Recorded data:
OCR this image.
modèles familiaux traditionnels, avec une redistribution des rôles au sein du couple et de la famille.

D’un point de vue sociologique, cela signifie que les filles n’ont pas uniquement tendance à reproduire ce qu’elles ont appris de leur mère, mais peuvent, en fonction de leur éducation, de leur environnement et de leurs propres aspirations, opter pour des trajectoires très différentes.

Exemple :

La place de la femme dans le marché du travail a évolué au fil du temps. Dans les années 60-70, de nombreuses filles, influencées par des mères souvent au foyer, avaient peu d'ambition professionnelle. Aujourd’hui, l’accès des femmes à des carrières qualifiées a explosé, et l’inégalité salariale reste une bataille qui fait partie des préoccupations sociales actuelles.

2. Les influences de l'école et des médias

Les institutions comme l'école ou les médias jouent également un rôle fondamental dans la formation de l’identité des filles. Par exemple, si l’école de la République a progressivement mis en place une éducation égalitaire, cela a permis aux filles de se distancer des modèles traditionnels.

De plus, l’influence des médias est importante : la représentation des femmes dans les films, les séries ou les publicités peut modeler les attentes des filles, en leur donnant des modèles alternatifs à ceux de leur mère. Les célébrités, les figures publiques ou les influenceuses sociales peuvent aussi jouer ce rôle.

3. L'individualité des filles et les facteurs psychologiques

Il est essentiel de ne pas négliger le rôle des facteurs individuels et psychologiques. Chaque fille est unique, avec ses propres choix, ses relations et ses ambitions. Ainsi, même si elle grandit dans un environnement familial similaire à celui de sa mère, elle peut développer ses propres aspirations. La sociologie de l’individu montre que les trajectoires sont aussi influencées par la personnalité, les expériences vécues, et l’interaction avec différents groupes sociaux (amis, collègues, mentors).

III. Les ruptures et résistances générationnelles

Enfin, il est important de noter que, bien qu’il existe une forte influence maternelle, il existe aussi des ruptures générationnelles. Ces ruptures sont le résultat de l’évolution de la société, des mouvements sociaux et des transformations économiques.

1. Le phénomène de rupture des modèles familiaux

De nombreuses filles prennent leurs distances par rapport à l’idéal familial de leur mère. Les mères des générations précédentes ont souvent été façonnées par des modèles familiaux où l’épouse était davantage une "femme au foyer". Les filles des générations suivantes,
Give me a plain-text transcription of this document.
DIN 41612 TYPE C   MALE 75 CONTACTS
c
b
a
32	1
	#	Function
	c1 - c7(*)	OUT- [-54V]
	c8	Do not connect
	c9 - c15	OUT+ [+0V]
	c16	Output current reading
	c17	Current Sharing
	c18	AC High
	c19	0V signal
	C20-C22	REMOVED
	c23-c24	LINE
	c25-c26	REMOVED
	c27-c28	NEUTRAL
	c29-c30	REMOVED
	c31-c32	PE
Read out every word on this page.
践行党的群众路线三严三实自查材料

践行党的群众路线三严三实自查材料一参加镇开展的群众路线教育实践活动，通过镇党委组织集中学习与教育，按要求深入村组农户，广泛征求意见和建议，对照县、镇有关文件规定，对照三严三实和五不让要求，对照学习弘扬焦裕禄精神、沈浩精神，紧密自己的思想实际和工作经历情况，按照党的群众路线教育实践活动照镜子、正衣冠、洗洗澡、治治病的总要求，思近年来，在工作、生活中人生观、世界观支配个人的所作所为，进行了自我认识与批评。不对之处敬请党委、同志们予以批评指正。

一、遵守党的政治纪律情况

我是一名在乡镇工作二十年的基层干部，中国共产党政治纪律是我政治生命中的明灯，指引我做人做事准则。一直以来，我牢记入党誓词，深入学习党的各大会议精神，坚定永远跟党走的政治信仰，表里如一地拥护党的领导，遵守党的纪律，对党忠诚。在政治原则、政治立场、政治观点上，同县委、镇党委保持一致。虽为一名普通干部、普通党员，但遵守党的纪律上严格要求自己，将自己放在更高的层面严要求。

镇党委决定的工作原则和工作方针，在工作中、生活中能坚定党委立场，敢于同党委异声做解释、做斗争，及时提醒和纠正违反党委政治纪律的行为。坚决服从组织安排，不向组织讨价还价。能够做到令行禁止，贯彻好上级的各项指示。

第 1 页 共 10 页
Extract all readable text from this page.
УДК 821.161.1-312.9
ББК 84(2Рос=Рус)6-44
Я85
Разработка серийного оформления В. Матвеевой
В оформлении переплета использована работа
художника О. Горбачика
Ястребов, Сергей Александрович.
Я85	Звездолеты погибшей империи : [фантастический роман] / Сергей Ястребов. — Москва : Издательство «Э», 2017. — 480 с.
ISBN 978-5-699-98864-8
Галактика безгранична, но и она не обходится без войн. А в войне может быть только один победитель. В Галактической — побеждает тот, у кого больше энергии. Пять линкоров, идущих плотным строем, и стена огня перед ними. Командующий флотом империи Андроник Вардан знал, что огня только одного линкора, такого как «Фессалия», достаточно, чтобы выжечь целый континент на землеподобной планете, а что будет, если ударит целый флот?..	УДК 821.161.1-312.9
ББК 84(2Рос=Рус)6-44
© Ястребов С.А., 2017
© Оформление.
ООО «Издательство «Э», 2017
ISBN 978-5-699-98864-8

What is expected
Return the entries in full, keeping every line exactly as it is.

Response to this exercise
OCR this image.
modèles familiaux traditionnels, avec une redistribution des rôles au sein du couple et de la famille.

D’un point de vue sociologique, cela signifie que les filles n’ont pas uniquement tendance à reproduire ce qu’elles ont appris de leur mère, mais peuvent, en fonction de leur éducation, de leur environnement et de leurs propres aspirations, opter pour des trajectoires très différentes.

Exemple :

La place de la femme dans le marché du travail a évolué au fil du temps. Dans les années 60-70, de nombreuses filles, influencées par des mères souvent au foyer, avaient peu d'ambition professionnelle. Aujourd’hui, l’accès des femmes à des carrières qualifiées a explosé, et l’inégalité salariale reste une bataille qui fait partie des préoccupations sociales actuelles.

2. Les influences de l'école et des médias

Les institutions comme l'école ou les médias jouent également un rôle fondamental dans la formation de l’identité des filles. Par exemple, si l’école de la République a progressivement mis en place une éducation égalitaire, cela a permis aux filles de se distancer des modèles traditionnels.

De plus, l’influence des médias est importante : la représentation des femmes dans les films, les séries ou les publicités peut modeler les attentes des filles, en leur donnant des modèles alternatifs à ceux de leur mère. Les célébrités, les figures publiques ou les influenceuses sociales peuvent aussi jouer ce rôle.

3. L'individualité des filles et les facteurs psychologiques

Il est essentiel de ne pas négliger le rôle des facteurs individuels et psychologiques. Chaque fille est unique, avec ses propres choix, ses relations et ses ambitions. Ainsi, même si elle grandit dans un environnement familial similaire à celui de sa mère, elle peut développer ses propres aspirations. La sociologie de l’individu montre que les trajectoires sont aussi influencées par la personnalité, les expériences vécues, et l’interaction avec différents groupes sociaux (amis, collègues, mentors).

III. Les ruptures et résistances générationnelles

Enfin, il est important de noter que, bien qu’il existe une forte influence maternelle, il existe aussi des ruptures générationnelles. Ces ruptures sont le résultat de l’évolution de la société, des mouvements sociaux et des transformations économiques.

1. Le phénomène de rupture des modèles familiaux

De nombreuses filles prennent leurs distances par rapport à l’idéal familial de leur mère. Les mères des générations précédentes ont souvent été façonnées par des modèles familiaux où l’épouse était davantage une "femme au foyer". Les filles des générations suivantes,
Give me a plain-text transcription of this document.
DIN 41612 TYPE C   MALE 75 CONTACTS
c
b
a
32	1
	#	Function
	c1 - c7(*)	OUT- [-54V]
	c8	Do not connect
	c9 - c15	OUT+ [+0V]
	c16	Output current reading
	c17	Current Sharing
	c18	AC High
	c19	0V signal
	C20-C22	REMOVED
	c23-c24	LINE
	c25-c26	REMOVED
	c27-c28	NEUTRAL
	c29-c30	REMOVED
	c31-c32	PE
Read out every word on this page.
践行党的群众路线三严三实自查材料

践行党的群众路线三严三实自查材料一参加镇开展的群众路线教育实践活动，通过镇党委组织集中学习与教育，按要求深入村组农户，广泛征求意见和建议，对照县、镇有关文件规定，对照三严三实和五不让要求，对照学习弘扬焦裕禄精神、沈浩精神，紧密自己的思想实际和工作经历情况，按照党的群众路线教育实践活动照镜子、正衣冠、洗洗澡、治治病的总要求，思近年来，在工作、生活中人生观、世界观支配个人的所作所为，进行了自我认识与批评。不对之处敬请党委、同志们予以批评指正。

一、遵守党的政治纪律情况

我是一名在乡镇工作二十年的基层干部，中国共产党政治纪律是我政治生命中的明灯，指引我做人做事准则。一直以来，我牢记入党誓词，深入学习党的各大会议精神，坚定永远跟党走的政治信仰，表里如一地拥护党的领导，遵守党的纪律，对党忠诚。在政治原则、政治立场、政治观点上，同县委、镇党委保持一致。虽为一名普通干部、普通党员，但遵守党的纪律上严格要求自己，将自己放在更高的层面严要求。

镇党委决定的工作原则和工作方针，在工作中、生活中能坚定党委立场，敢于同党委异声做解释、做斗争，及时提醒和纠正违反党委政治纪律的行为。坚决服从组织安排，不向组织讨价还价。能够做到令行禁止，贯彻好上级的各项指示。

第 1 页 共 10 页
Extract all readable text from this page.
УДК 821.161.1-312.9
ББК 84(2Рос=Рус)6-44
Я85
Разработка серийного оформления В. Матвеевой
В оформлении переплета использована работа
художника О. Горбачика
Ястребов, Сергей Александрович.
Я85	Звездолеты погибшей империи : [фантастический роман] / Сергей Ястребов. — Москва : Издательство «Э», 2017. — 480 с.
ISBN 978-5-699-98864-8
Галактика безгранична, но и она не обходится без войн. А в войне может быть только один победитель. В Галактической — побеждает тот, у кого больше энергии. Пять линкоров, идущих плотным строем, и стена огня перед ними. Командующий флотом империи Андроник Вардан знал, что огня только одного линкора, такого как «Фессалия», достаточно, чтобы выжечь целый континент на землеподобной планете, а что будет, если ударит целый флот?..	УДК 821.161.1-312.9
ББК 84(2Рос=Рус)6-44
© Ястребов С.А., 2017
© Оформление.
ООО «Издательство «Э», 2017
ISBN 978-5-699-98864-8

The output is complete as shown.